§ **Exercise task**
Each line of the material below that holds the word "вьюн" needs to be copied.

§ **Material for this task**
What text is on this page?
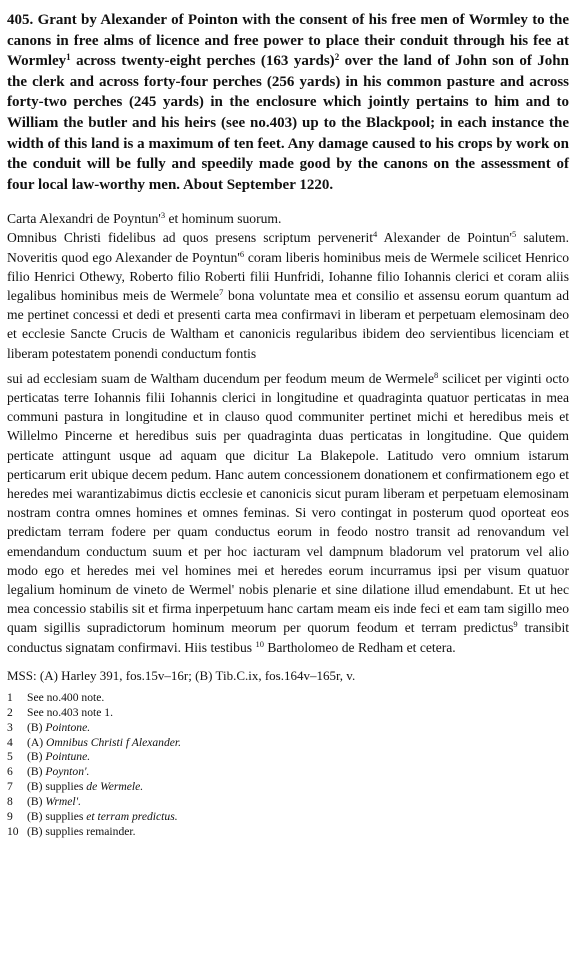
405. Grant by Alexander of Pointon with the consent of his free men of Wormley to the canons in free alms of licence and free power to place their conduit through his fee at Wormley$^1$ across twenty-eight perches (163 yards)$^2$ over the land of John son of John the clerk and across forty-four perches (256 yards) in his common pasture and across forty-two perches (245 yards) in the enclosure which jointly pertains to him and to William the butler and his heirs (see no.403) up to the Blackpool; in each instance the width of this land is a maximum of ten feet. Any damage caused to his crops by work on the conduit will be fully and speedily made good by the canons on the assessment of four local law-worthy men. About September 1220.

Carta Alexandri de $Poyntun'^3$ et hominum suorum.

Omnibus Christi fidelibus ad quos presens scriptum pervenerit$^4$ Alexander de $Pointun'^5$ salutem. Noveritis quod ego Alexander de $Poyntun'^6$ coram liberis hominibus meis de Wermele scilicet Henrico filio Henrici Othewy, Roberto filio Roberti filii Hunfridi, Iohanne filio Iohannis clerici et coram aliis legalibus hominibus meis de Wermele$^7$ bona voluntate mea et consilio et assensu eorum quantum ad me pertinet concessi et dedi et presenti carta mea confirmavi in liberam et perpetuam elemosinam deo et ecclesie Sancte Crucis de Waltham et canonicis regularibus ibidem deo servientibus licenciam et liberam potestatem ponendi conductum fontis

sui ad ecclesiam suam de Waltham ducendum per feodum meum de Wermele$^8$ scilicet per viginti octo perticatas terre Iohannis filii Iohannis clerici in longitudine et quadraginta quatuor perticatas in mea communi pastura in longitudine et in clauso quod communiter pertinet michi et heredibus meis et Willelmo Pincerne et heredibus suis per quadraginta duas perticatas in longitudine. Que quidem perticate attingunt usque ad aquam que dicitur La Blakepole. Latitudo vero omnium istarum perticarum erit ubique decem pedum. Hanc autem concessionem donationem et confirmationem ego et heredes mei warantizabimus dictis ecclesie et canonicis sicut puram liberam et perpetuam elemosinam nostram contra omnes homines et omnes feminas. Si vero contingat in posterum quod oporteat eos predictam terram fodere per quam conductus eorum in feodo nostro transit ad renovandum vel emendandum conductum suum et per hoc iacturam vel dampnum bladorum vel pratorum vel alio modo ego et heredes mei vel homines mei et heredes eorum incurramus ipsi per visum quatuor legalium hominum de vineto de Wermel' nobis plenarie et sine dilatione illud emendabunt. Et ut hec mea concessio stabilis sit et firma inperpetuum hanc cartam meam eis inde feci et eam tam sigillo meo quam sigillis supradictorum hominum meorum per quorum feodum et terram predictus$^9$ transibit conductus signatam confirmavi. Hiis testibus $^{10}$ Bartholomeo de Redham et cetera.

MSS: (A) Harley 391, fos.15v–16r; (B) Tib.C.ix, fos.164v–165r, v.

1	See no.400 note.
2	See no.403 note 1.
3	(B) Pointone.
4	(A) Omnibus Christi f Alexander.
5	(B) Pointune.
6	(B) Poynton'.
7	(B) supplies de Wermele.
8	(B) Wrmel'.
9	(B) supplies et terram predictus.
10 (B) supplies remainder.
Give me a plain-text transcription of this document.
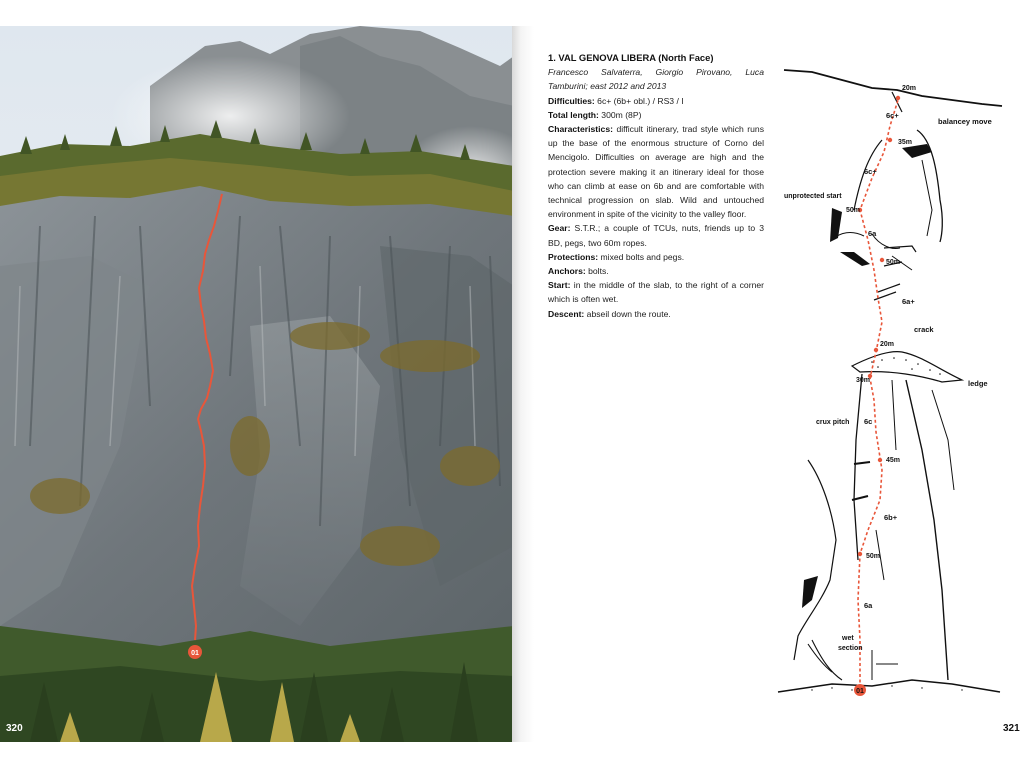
01
320

1. VAL GENOVA LIBERA (North Face)

Francesco Salvaterra, Giorgio Pirovano, Luca Tamburini; east 2012 and 2013

Difficulties: 6c+ (6b+ obl.) / RS3 / I

Total length: 300m (8P)

Characteristics: difficult itinerary, trad style which runs up the base of the enormous structure of Corno del Mencigolo. Difficulties on average are high and the protection severe making it an itinerary ideal for those who can climb at ease on 6b and are comfortable with technical progression on slab. Wild and untouched environment in spite of the vicinity to the valley floor.

Gear: S.T.R.; a couple of TCUs, nuts, friends up to 3 BD, pegs, two 60m ropes.

Protections: mixed bolts and pegs.

Anchors: bolts.

Start: in the middle of the slab, to the right of a corner which is often wet.

Descent: abseil down the route.

01
20m
6c+
balancey move
35m
6c+
unprotected start
50m
6a
50m
6a+
crack
20m
30m	ledge
crux pitch 6c
45m
6b+
50m
6a
wet
section
321
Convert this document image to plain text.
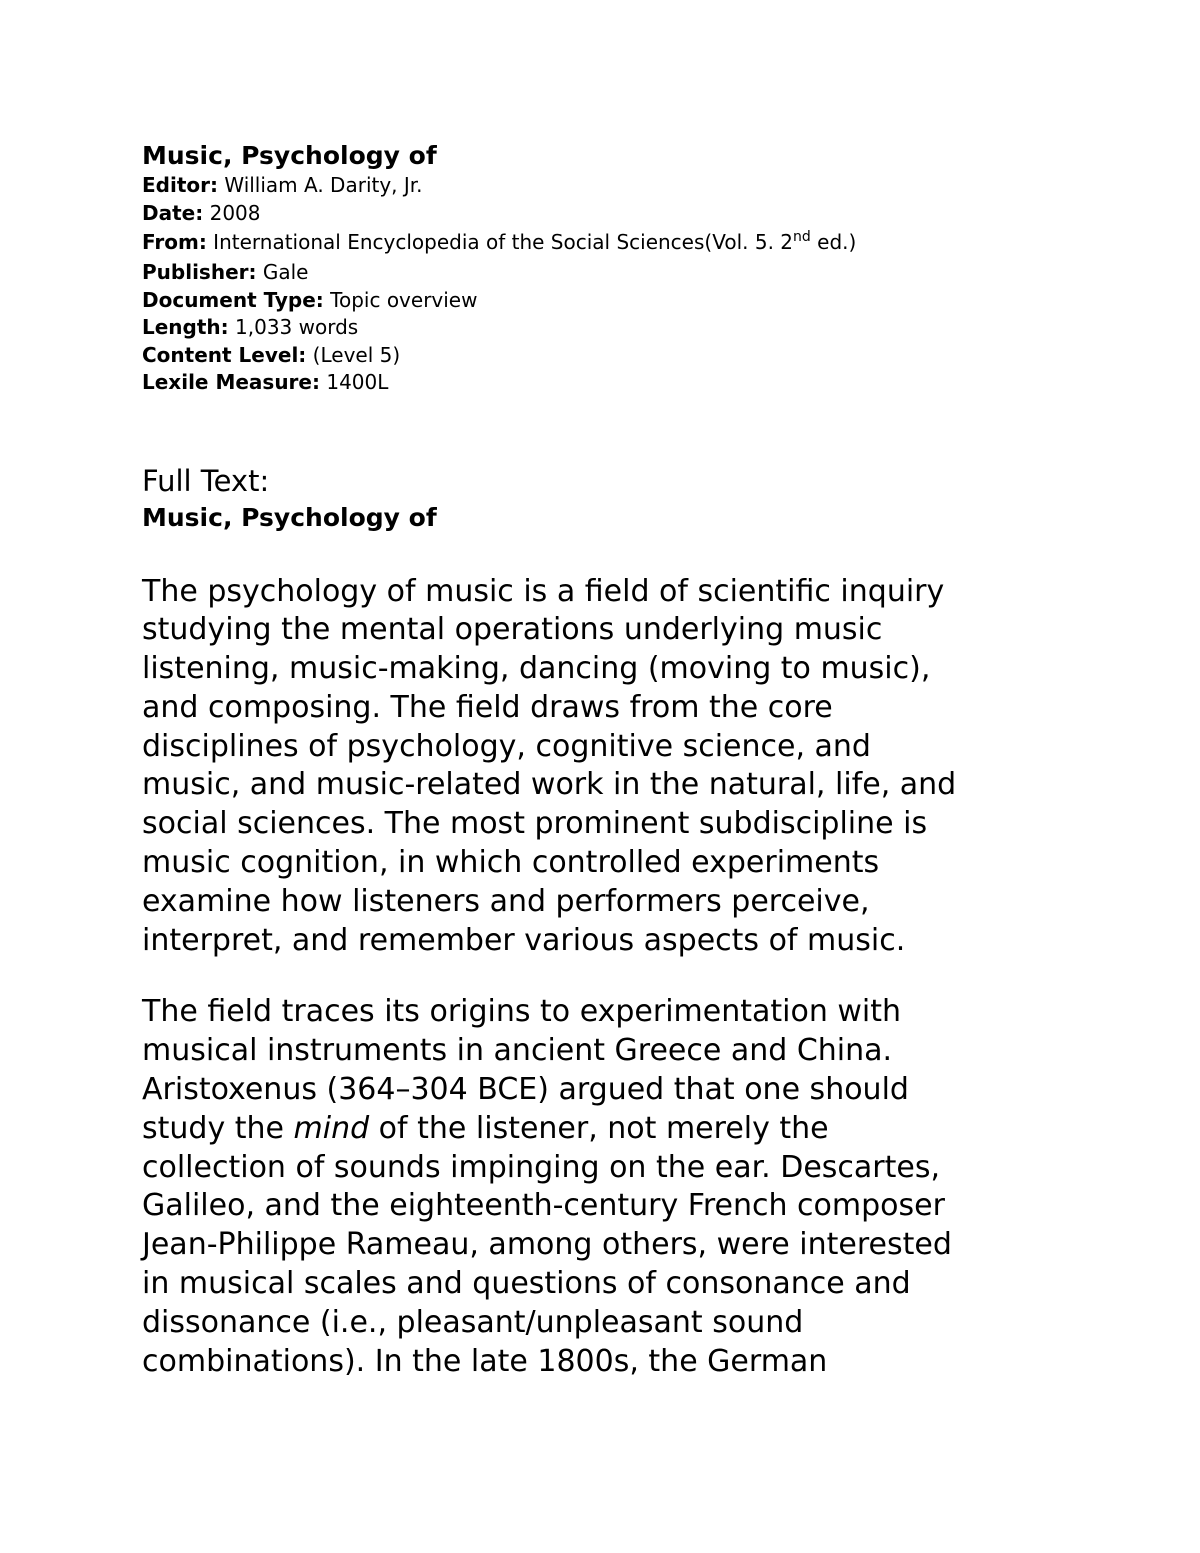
Music, Psychology of
Editor: William A. Darity, Jr.
Date: 2008
From: International Encyclopedia of the Social Sciences(Vol. 5. 2nd ed.)
Publisher: Gale
Document Type: Topic overview
Length: 1,033 words
Content Level: (Level 5)
Lexile Measure: 1400L

Full Text:

Music, Psychology of

The psychology of music is a field of scientific inquiry
studying the mental operations underlying music
listening, music-making, dancing (moving to music),
and composing. The field draws from the core
disciplines of psychology, cognitive science, and
music, and music-related work in the natural, life, and
social sciences. The most prominent subdiscipline is
music cognition, in which controlled experiments
examine how listeners and performers perceive,
interpret, and remember various aspects of music.

The field traces its origins to experimentation with
musical instruments in ancient Greece and China.
Aristoxenus (364–304 BCE) argued that one should
study the mind of the listener, not merely the
collection of sounds impinging on the ear. Descartes,
Galileo, and the eighteenth-century French composer
Jean-Philippe Rameau, among others, were interested
in musical scales and questions of consonance and
dissonance (i.e., pleasant/unpleasant sound
combinations). In the late 1800s, the German
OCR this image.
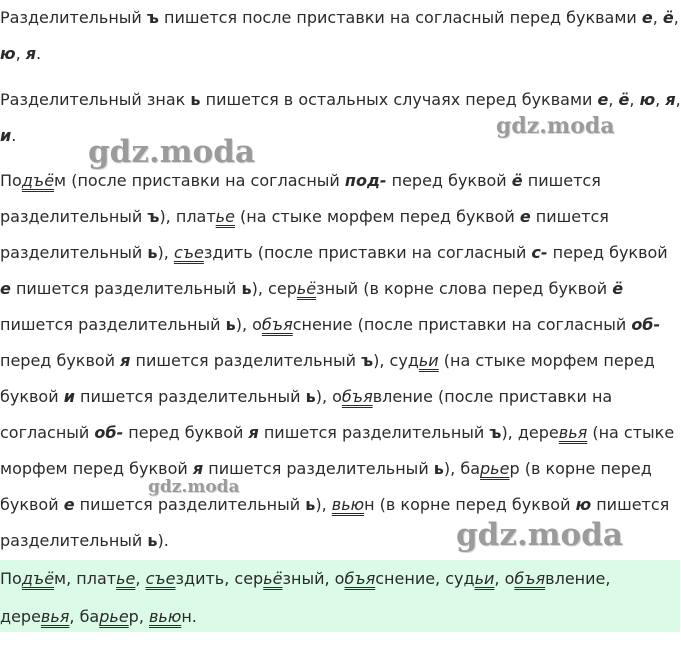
Разделительный ъ пишется после приставки на согласный перед буквами е, ё,
ю, я.
Разделительный знак ь пишется в остальных случаях перед буквами е, ё, ю, я,
и.
Подъём (после приставки на согласный под- перед буквой ё пишется
разделительный ъ), платье (на стыке морфем перед буквой е пишется
разделительный ь), съездить (после приставки на согласный с- перед буквой
е пишется разделительный ь), серьёзный (в корне слова перед буквой ё
пишется разделительный ь), объяснение (после приставки на согласный об-
перед буквой я пишется разделительный ъ), судьи (на стыке морфем перед
буквой и пишется разделительный ь), объявление (после приставки на
согласный об- перед буквой я пишется разделительный ъ), деревья (на стыке
морфем перед буквой я пишется разделительный ь), барьер (в корне перед
буквой е пишется разделительный ь), вьюн (в корне перед буквой ю пишется
разделительный ь).
Подъём, платье, съездить, серьёзный, объяснение, судьи, объявление,
деревья, барьер, вьюн.
gdz.moda
gdz.moda
gdz.moda
gdz.moda
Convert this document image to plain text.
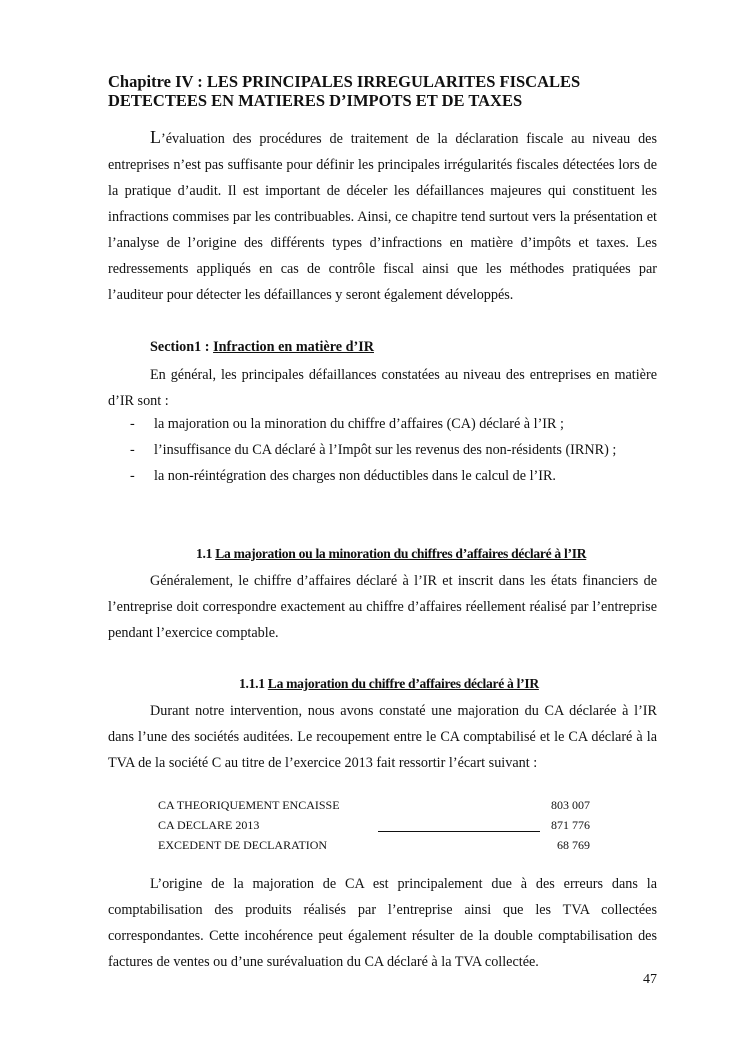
Chapitre IV : LES PRINCIPALES IRREGULARITES FISCALES DETECTEES EN MATIERES D’IMPOTS ET DE TAXES
L’évaluation des procédures de traitement de la déclaration fiscale au niveau des entreprises n’est pas suffisante pour définir les principales irrégularités fiscales détectées lors de la pratique d’audit. Il est important de déceler les défaillances majeures qui constituent les infractions commises par les contribuables. Ainsi, ce chapitre tend surtout vers la présentation et l’analyse de l’origine des différents types d’infractions en matière d’impôts et taxes. Les redressements appliqués en cas de contrôle fiscal ainsi que les méthodes pratiquées par l’auditeur pour détecter les défaillances y seront également développés.
Section1 : Infraction en matière d’IR
En général, les principales défaillances constatées au niveau des entreprises en matière d’IR sont :
- la majoration ou la minoration du chiffre d’affaires (CA) déclaré à l’IR ;
- l’insuffisance du CA déclaré à l’Impôt sur les revenus des non-résidents (IRNR) ;
- la non-réintégration des charges non déductibles dans le calcul de l’IR.
1.1 La majoration ou la minoration du chiffres d’affaires déclaré à l’IR
Généralement, le chiffre d’affaires déclaré à l’IR et inscrit dans les états financiers de l’entreprise doit correspondre exactement au chiffre d’affaires réellement réalisé par l’entreprise pendant l’exercice comptable.
1.1.1 La majoration du chiffre d’affaires déclaré à l’IR
Durant notre intervention, nous avons constaté une majoration du CA déclarée à l’IR dans l’une des sociétés auditées. Le recoupement entre le CA comptabilisé et le CA déclaré à la TVA de la société C au titre de l’exercice 2013 fait ressortir l’écart suivant :
CA THEORIQUEMENT ENCAISSE	803 007
CA DECLARE 2013	871 776
EXCEDENT DE DECLARATION	68 769
L’origine de la majoration de CA est principalement due à des erreurs dans la comptabilisation des produits réalisés par l’entreprise ainsi que les TVA collectées correspondantes. Cette incohérence peut également résulter de la double comptabilisation des factures de ventes ou d’une surévaluation du CA déclaré à la TVA collectée.
47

§ **Answer below**
буквой е пишется разделительный ь), вьюн (в корне перед буквой ю пишется
деревья, барьер, вьюн.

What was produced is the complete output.